━━━ Information shown ━━━

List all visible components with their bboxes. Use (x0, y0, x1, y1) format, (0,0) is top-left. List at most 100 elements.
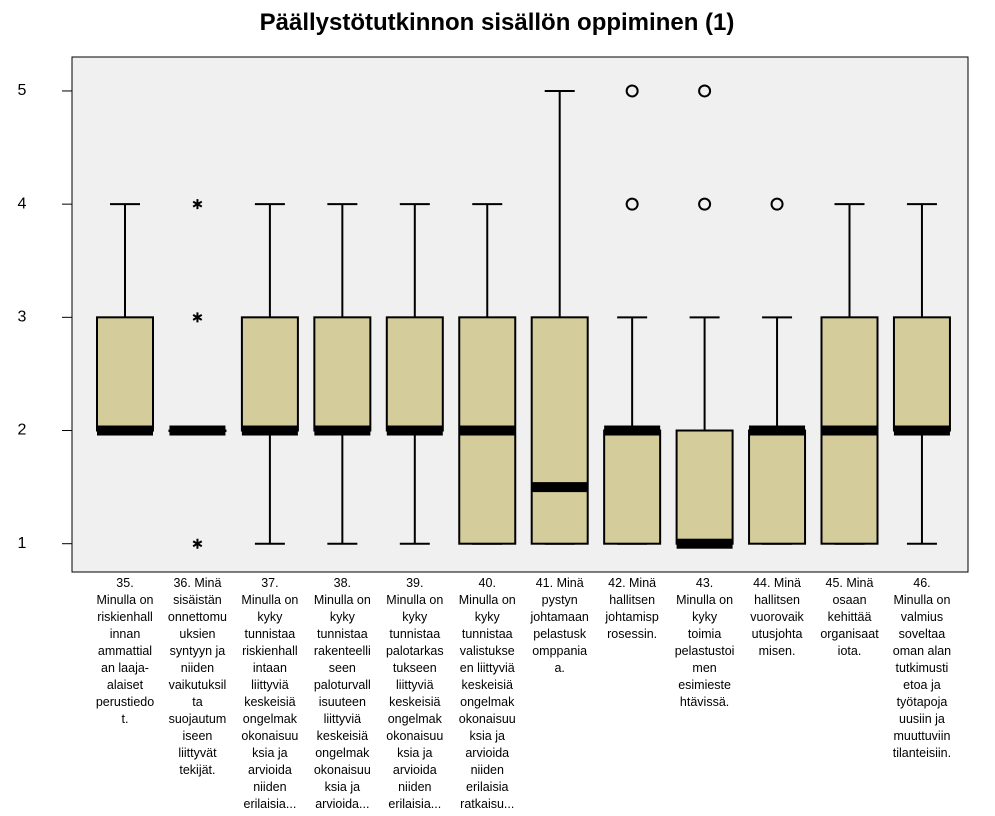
outlier (625, 84, 639, 98)
x-tick-label-line: kehittää (828, 610, 872, 624)
x-tick-label-line: oman alan (893, 644, 951, 658)
x-tick-label: 45. Minä osaan kehittää organisaat iota. (820, 576, 879, 658)
x-tick-label-line: 35. (116, 576, 133, 590)
x-tick-label-line: soveltaa (899, 627, 946, 641)
x-tick-label-line: htävissä. (680, 695, 729, 709)
x-tick-label: 42. Minä hallitsen johtamisp rosessin. (604, 576, 659, 641)
outlier (625, 197, 639, 211)
x-tick-label-line: liittyviä (251, 678, 289, 692)
x-tick-label-line: keskeisiä (462, 678, 513, 692)
x-tick-label-line: liittyvät (178, 746, 217, 760)
plot-area (71, 56, 969, 573)
x-tick-label-line: Minulla on (241, 593, 298, 607)
x-tick-label-line: keskeisiä (389, 695, 440, 709)
x-tick-label-line: keskeisiä (244, 695, 295, 709)
x-tick-label-line: okonaisuu (386, 729, 443, 743)
x-tick-label-line: keskeisiä (317, 729, 368, 743)
x-tick-label-line: t. (122, 712, 129, 726)
x-tick-label-line: syntyyn ja (170, 644, 226, 658)
x-tick-label-line: intaan (253, 661, 287, 675)
box (96, 316, 154, 432)
x-tick-label-line: palotarkas (386, 644, 444, 658)
x-tick-label-line: iota. (838, 644, 862, 658)
x-tick-label: 44. Minä hallitsen vuorovaik utusjohta misen… (750, 576, 804, 658)
x-tick-label-line: esimieste (678, 678, 731, 692)
extreme (192, 199, 203, 210)
x-tick-label-line: onnettomu (168, 610, 227, 624)
box (530, 316, 589, 545)
outlier (698, 84, 712, 98)
median (749, 425, 806, 436)
x-tick-label-line: niiden (471, 763, 504, 777)
x-tick-label: 39. Minulla on kyky tunnistaa palotarkas tuks… (386, 576, 444, 811)
x-tick-label-line: perustiedo (96, 695, 154, 709)
median (241, 425, 298, 436)
x-tick-label-line: 37. (261, 576, 278, 590)
outlier (770, 197, 784, 211)
median (676, 538, 733, 549)
x-tick-label-line: valmius (901, 610, 943, 624)
x-tick-label-line: erilaisia... (244, 797, 297, 811)
x-tick-label-line: a. (554, 661, 564, 675)
x-tick-label-line: muuttuviin (893, 729, 950, 743)
x-tick-label-line: 38. (334, 576, 351, 590)
x-tick-label-line: toimia (688, 627, 721, 641)
x-tick-label-line: Minulla on (314, 593, 371, 607)
median (386, 425, 443, 436)
x-tick-label-line: innan (110, 627, 141, 641)
x-tick-label-line: ksia ja (397, 746, 432, 760)
x-tick-label-line: ksia ja (325, 780, 360, 794)
x-tick-label-line: Minulla on (676, 593, 733, 607)
box (675, 429, 734, 545)
x-tick-label-line: niiden (398, 780, 431, 794)
x-tick-label-line: tunnistaa (462, 627, 513, 641)
x-tick-label-line: an laaja- (101, 661, 149, 675)
median (893, 425, 950, 436)
x-tick-label-line: tunnistaa (389, 627, 440, 641)
x-tick-label-line: rakenteelli (314, 644, 371, 658)
x-tick-label-line: tutkimusti (896, 661, 949, 675)
median (169, 425, 226, 436)
box (603, 429, 662, 545)
x-tick-label-line: tilanteisiin. (893, 746, 951, 760)
y-tick-label: 3 (18, 309, 27, 326)
x-tick-label-line: ongelmak (243, 712, 298, 726)
median (821, 425, 878, 436)
x-tick-label-line: utusjohta (752, 627, 803, 641)
x-tick-label: 41. Minä pystyn johtamaan pelastusk omppania… (530, 576, 589, 675)
y-tick-label: 2 (18, 422, 27, 439)
median (531, 482, 588, 493)
x-tick-label-line: kyky (402, 610, 428, 624)
x-tick-label-line: valistukse (460, 644, 515, 658)
x-tick-label-line: ratkaisu... (460, 797, 514, 811)
x-tick-label-line: ongelmak (315, 746, 370, 760)
x-tick-label-line: pelastustoi (675, 644, 735, 658)
x-tick-label-line: johtamisp (604, 610, 659, 624)
x-tick-label-line: 46. (913, 576, 930, 590)
x-tick-label-line: okonaisuu (459, 712, 516, 726)
extreme (192, 538, 203, 549)
x-tick-label-line: 45. Minä (826, 576, 874, 590)
x-tick-label-line: etoa ja (903, 678, 941, 692)
x-tick-label-line: seen (329, 661, 356, 675)
x-tick-label-line: paloturvall (314, 678, 371, 692)
box (892, 316, 951, 432)
x-tick-label-line: liittyviä (324, 712, 362, 726)
box (748, 429, 807, 545)
x-tick-label-line: Minulla on (893, 593, 950, 607)
median (314, 425, 371, 436)
x-tick-label: 36. Minä sisäistän onnettomu uksien syntyyn … (168, 576, 227, 777)
x-tick-label-line: kyky (475, 610, 501, 624)
x-tick-label-line: 40. (479, 576, 496, 590)
x-tick-label-line: 42. Minä (608, 576, 656, 590)
x-tick-label-line: uusiin ja (899, 712, 945, 726)
x-tick-label-line: arvioida (248, 763, 292, 777)
x-tick-label-line: 43. (696, 576, 713, 590)
y-tick-label: 1 (18, 535, 27, 552)
x-tick-label-line: 44. Minä (753, 576, 801, 590)
x-tick-label-line: 41. Minä (536, 576, 584, 590)
x-tick-label: 40. Minulla on kyky tunnistaa valistukse en l… (459, 576, 516, 811)
extreme (192, 312, 203, 323)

━━━

* **Given request**: Change "outlier" to "outlier point" throughout the data from the line with "outlier (625, 84, 639, 98)" up to and including the line with "box (96, 316, 154, 432)", and write out those lines again with everything else left as is.

* **Full answer**:
outlier point (625, 84, 639, 98)
x-tick-label-line: kehittää (828, 610, 872, 624)
x-tick-label-line: oman alan (893, 644, 951, 658)
x-tick-label: 45. Minä osaan kehittää organisaat iota. (820, 576, 879, 658)
x-tick-label-line: 35. (116, 576, 133, 590)
x-tick-label-line: soveltaa (899, 627, 946, 641)
x-tick-label-line: htävissä. (680, 695, 729, 709)
x-tick-label: 42. Minä hallitsen johtamisp rosessin. (604, 576, 659, 641)
outlier point (625, 197, 639, 211)
x-tick-label-line: liittyviä (251, 678, 289, 692)
x-tick-label-line: keskeisiä (462, 678, 513, 692)
x-tick-label-line: liittyvät (178, 746, 217, 760)
plot-area (71, 56, 969, 573)
x-tick-label-line: Minulla on (241, 593, 298, 607)
x-tick-label-line: keskeisiä (389, 695, 440, 709)
x-tick-label-line: keskeisiä (244, 695, 295, 709)
x-tick-label-line: okonaisuu (386, 729, 443, 743)
x-tick-label-line: keskeisiä (317, 729, 368, 743)
x-tick-label-line: t. (122, 712, 129, 726)
x-tick-label-line: syntyyn ja (170, 644, 226, 658)
x-tick-label-line: intaan (253, 661, 287, 675)
box (96, 316, 154, 432)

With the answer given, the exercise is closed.